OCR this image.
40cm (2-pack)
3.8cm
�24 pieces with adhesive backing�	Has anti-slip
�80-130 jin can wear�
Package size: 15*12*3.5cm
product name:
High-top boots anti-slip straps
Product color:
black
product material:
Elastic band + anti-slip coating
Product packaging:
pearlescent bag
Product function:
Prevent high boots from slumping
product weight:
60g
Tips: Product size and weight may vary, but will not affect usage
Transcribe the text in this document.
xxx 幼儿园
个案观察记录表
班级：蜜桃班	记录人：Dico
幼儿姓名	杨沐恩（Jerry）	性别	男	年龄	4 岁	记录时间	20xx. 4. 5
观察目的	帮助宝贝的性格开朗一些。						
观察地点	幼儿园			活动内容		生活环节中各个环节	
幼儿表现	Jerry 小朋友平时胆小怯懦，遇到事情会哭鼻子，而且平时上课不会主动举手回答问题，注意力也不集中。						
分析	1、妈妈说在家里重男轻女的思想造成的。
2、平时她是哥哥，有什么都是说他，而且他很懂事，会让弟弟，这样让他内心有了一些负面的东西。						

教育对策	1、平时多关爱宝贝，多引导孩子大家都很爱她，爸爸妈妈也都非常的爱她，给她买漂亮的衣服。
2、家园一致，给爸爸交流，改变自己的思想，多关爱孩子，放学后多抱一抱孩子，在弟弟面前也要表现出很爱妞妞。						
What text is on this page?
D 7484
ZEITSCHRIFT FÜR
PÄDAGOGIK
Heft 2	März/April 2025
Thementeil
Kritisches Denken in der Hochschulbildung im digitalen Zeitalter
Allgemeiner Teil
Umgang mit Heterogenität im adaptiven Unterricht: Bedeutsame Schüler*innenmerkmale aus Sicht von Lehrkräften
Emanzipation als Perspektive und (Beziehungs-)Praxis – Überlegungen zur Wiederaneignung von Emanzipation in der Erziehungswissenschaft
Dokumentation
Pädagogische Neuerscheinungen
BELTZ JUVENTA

....................

[Goal]: From the data above, copy each line that has the string "text".

[Solution for this task]:
Transcribe the text in this document.
What text is on this page?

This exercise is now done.